Dataset rows about figures:
══════════════════════════════
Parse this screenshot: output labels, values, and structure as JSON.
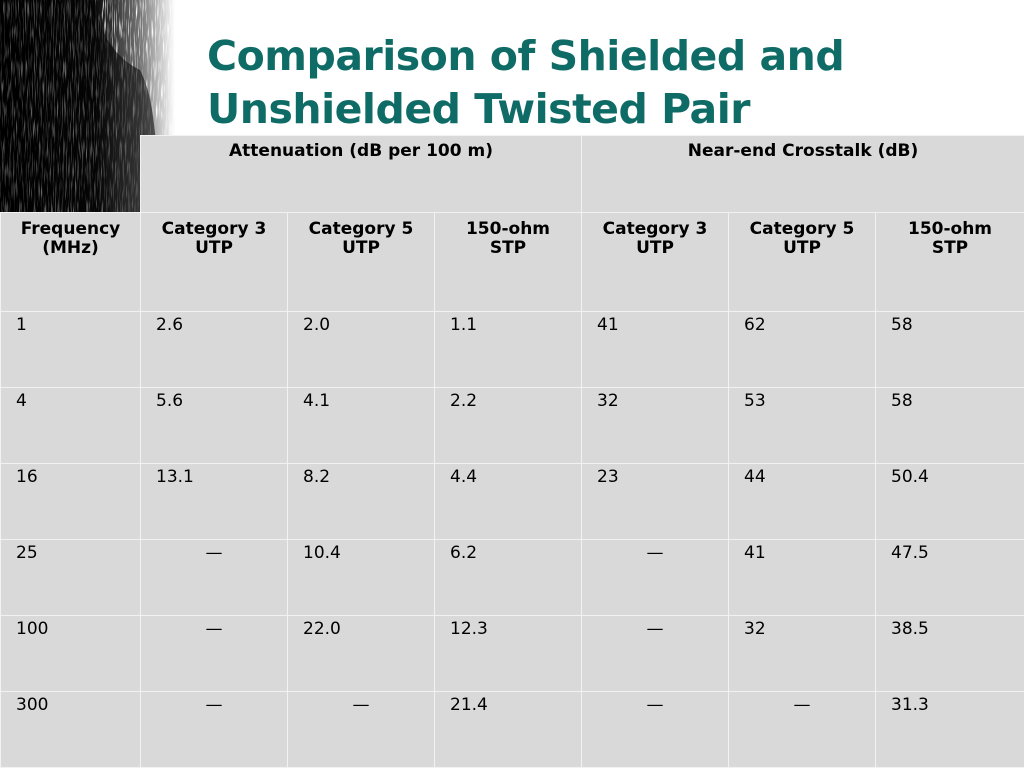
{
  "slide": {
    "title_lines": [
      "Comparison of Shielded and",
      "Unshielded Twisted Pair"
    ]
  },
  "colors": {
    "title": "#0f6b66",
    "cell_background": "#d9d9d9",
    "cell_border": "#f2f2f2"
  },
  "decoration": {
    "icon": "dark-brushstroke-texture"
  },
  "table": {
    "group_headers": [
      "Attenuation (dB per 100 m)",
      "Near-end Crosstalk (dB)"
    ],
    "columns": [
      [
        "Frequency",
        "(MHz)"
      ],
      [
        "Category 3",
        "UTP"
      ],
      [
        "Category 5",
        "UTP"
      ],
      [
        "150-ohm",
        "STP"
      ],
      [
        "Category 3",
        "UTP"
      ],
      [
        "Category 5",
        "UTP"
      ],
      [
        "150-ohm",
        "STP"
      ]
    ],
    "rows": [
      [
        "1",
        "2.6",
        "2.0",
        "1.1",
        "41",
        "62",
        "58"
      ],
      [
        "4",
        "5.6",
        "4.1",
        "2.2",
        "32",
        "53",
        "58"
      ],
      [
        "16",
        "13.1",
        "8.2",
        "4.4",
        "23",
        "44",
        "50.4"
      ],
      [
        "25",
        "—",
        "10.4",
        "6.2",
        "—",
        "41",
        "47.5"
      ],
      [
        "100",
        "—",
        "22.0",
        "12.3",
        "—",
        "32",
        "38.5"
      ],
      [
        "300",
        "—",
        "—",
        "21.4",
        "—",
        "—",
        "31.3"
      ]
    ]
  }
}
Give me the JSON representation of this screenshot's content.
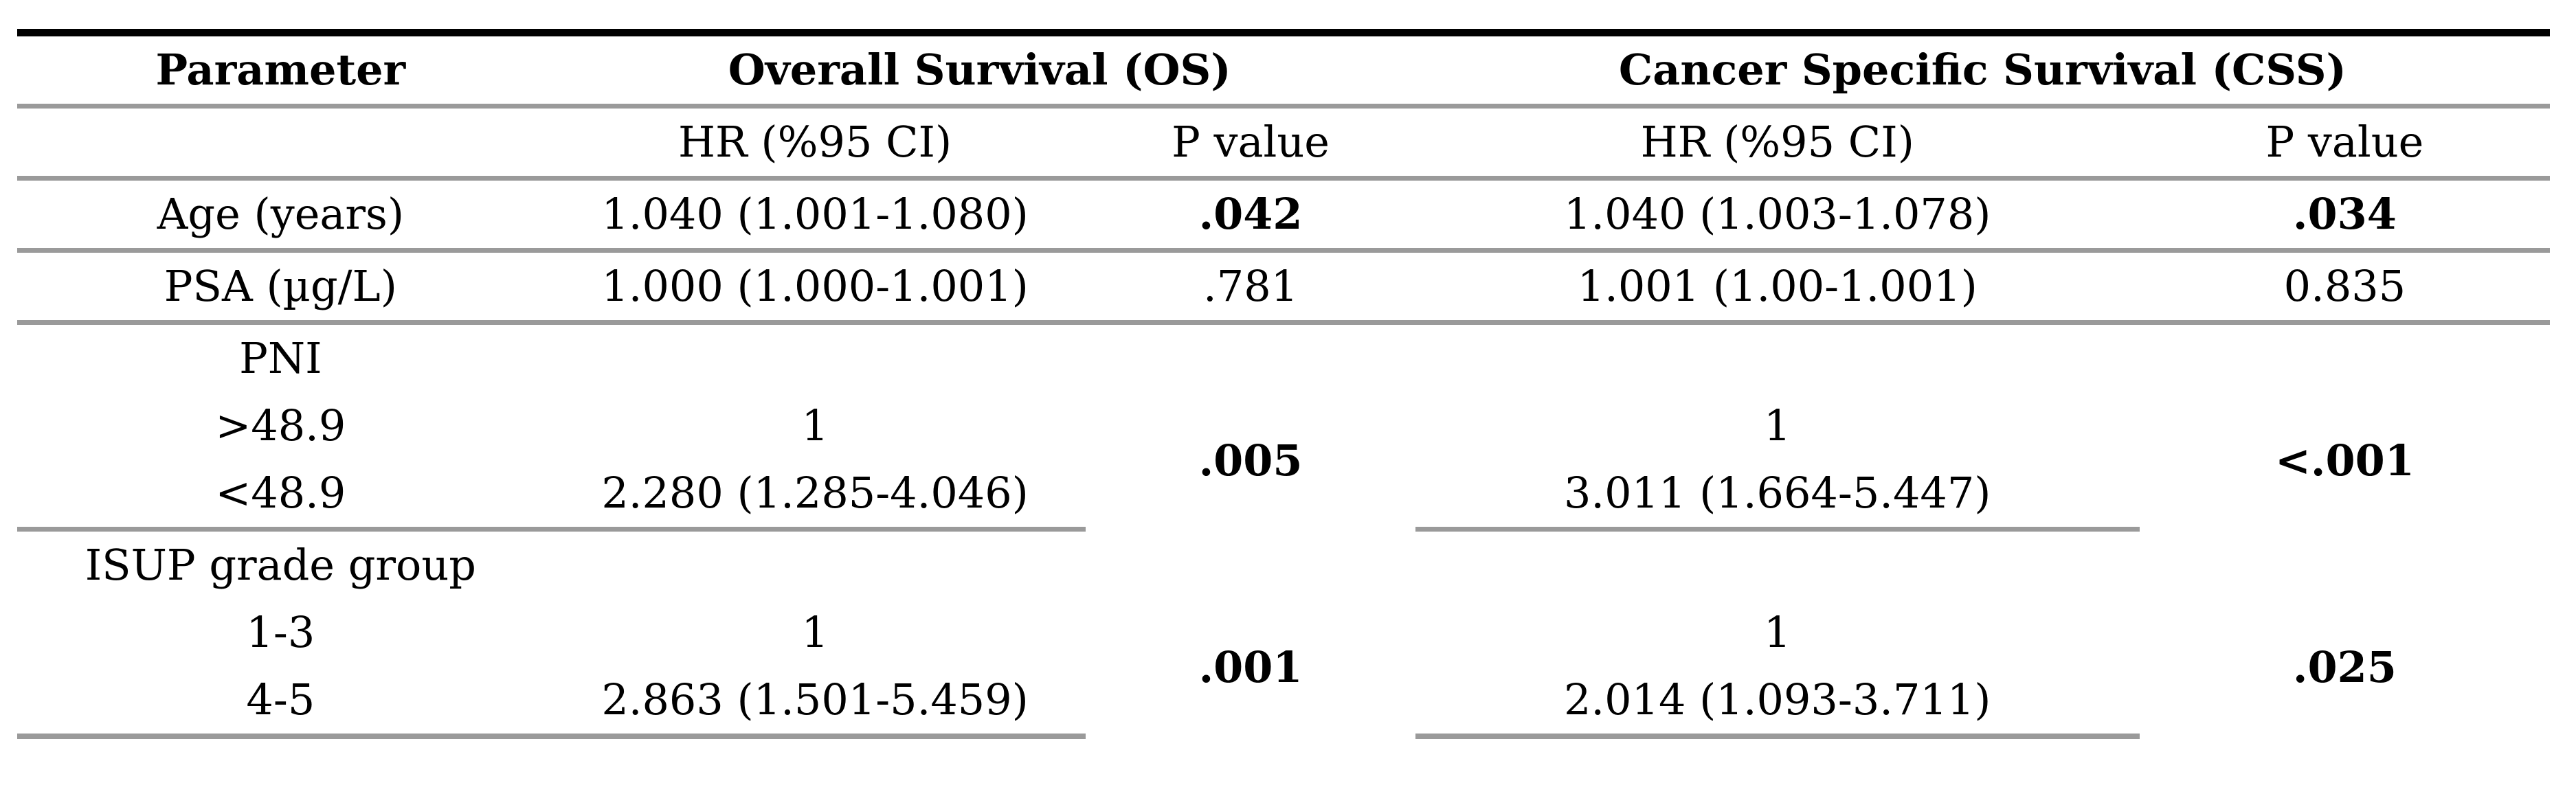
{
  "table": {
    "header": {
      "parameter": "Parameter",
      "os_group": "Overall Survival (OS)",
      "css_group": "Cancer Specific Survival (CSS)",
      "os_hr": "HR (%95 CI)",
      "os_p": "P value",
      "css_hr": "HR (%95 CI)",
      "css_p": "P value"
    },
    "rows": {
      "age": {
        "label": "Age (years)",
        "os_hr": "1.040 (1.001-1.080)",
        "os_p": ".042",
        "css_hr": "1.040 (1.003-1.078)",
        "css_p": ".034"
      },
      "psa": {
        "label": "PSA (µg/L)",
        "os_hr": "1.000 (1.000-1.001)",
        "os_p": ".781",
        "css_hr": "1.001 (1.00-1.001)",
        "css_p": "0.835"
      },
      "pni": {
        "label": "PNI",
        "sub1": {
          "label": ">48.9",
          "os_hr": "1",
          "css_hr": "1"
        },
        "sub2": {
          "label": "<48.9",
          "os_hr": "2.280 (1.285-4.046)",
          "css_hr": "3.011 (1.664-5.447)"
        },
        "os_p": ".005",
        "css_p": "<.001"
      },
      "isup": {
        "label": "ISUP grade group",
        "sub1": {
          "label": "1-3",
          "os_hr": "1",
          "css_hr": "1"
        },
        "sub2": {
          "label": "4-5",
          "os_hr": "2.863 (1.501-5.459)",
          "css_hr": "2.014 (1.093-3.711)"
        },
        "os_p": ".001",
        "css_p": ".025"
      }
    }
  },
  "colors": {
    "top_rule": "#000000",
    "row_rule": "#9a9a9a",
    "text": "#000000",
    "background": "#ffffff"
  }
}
══════════════════════════════
* [Instructions to follow]: Reproduce every record above exactly, but leave out the pictures.

* [Solution for this task]:
Parse this screenshot: output labels, values, and structure as JSON.
{
  "slide": {
    "title_lines": [
      "Comparison of Shielded and",
      "Unshielded Twisted Pair"
    ]
  },
  "colors": {
    "title": "#0f6b66",
    "cell_background": "#d9d9d9",
    "cell_border": "#f2f2f2"
  },
  "decoration": {
    "icon": "dark-brushstroke-texture"
  },
  "table": {
    "group_headers": [
      "Attenuation (dB per 100 m)",
      "Near-end Crosstalk (dB)"
    ],
    "columns": [
      [
        "Frequency",
        "(MHz)"
      ],
      [
        "Category 3",
        "UTP"
      ],
      [
        "Category 5",
        "UTP"
      ],
      [
        "150-ohm",
        "STP"
      ],
      [
        "Category 3",
        "UTP"
      ],
      [
        "Category 5",
        "UTP"
      ],
      [
        "150-ohm",
        "STP"
      ]
    ],
    "rows": [
      [
        "1",
        "2.6",
        "2.0",
        "1.1",
        "41",
        "62",
        "58"
      ],
      [
        "4",
        "5.6",
        "4.1",
        "2.2",
        "32",
        "53",
        "58"
      ],
      [
        "16",
        "13.1",
        "8.2",
        "4.4",
        "23",
        "44",
        "50.4"
      ],
      [
        "25",
        "—",
        "10.4",
        "6.2",
        "—",
        "41",
        "47.5"
      ],
      [
        "100",
        "—",
        "22.0",
        "12.3",
        "—",
        "32",
        "38.5"
      ],
      [
        "300",
        "—",
        "—",
        "21.4",
        "—",
        "—",
        "31.3"
      ]
    ]
  }
}
Give me the JSON representation of this screenshot's content.
{
  "table": {
    "header": {
      "parameter": "Parameter",
      "os_group": "Overall Survival (OS)",
      "css_group": "Cancer Specific Survival (CSS)",
      "os_hr": "HR (%95 CI)",
      "os_p": "P value",
      "css_hr": "HR (%95 CI)",
      "css_p": "P value"
    },
    "rows": {
      "age": {
        "label": "Age (years)",
        "os_hr": "1.040 (1.001-1.080)",
        "os_p": ".042",
        "css_hr": "1.040 (1.003-1.078)",
        "css_p": ".034"
      },
      "psa": {
        "label": "PSA (µg/L)",
        "os_hr": "1.000 (1.000-1.001)",
        "os_p": ".781",
        "css_hr": "1.001 (1.00-1.001)",
        "css_p": "0.835"
      },
      "pni": {
        "label": "PNI",
        "sub1": {
          "label": ">48.9",
          "os_hr": "1",
          "css_hr": "1"
        },
        "sub2": {
          "label": "<48.9",
          "os_hr": "2.280 (1.285-4.046)",
          "css_hr": "3.011 (1.664-5.447)"
        },
        "os_p": ".005",
        "css_p": "<.001"
      },
      "isup": {
        "label": "ISUP grade group",
        "sub1": {
          "label": "1-3",
          "os_hr": "1",
          "css_hr": "1"
        },
        "sub2": {
          "label": "4-5",
          "os_hr": "2.863 (1.501-5.459)",
          "css_hr": "2.014 (1.093-3.711)"
        },
        "os_p": ".001",
        "css_p": ".025"
      }
    }
  },
  "colors": {
    "top_rule": "#000000",
    "row_rule": "#9a9a9a",
    "text": "#000000",
    "background": "#ffffff"
  }
}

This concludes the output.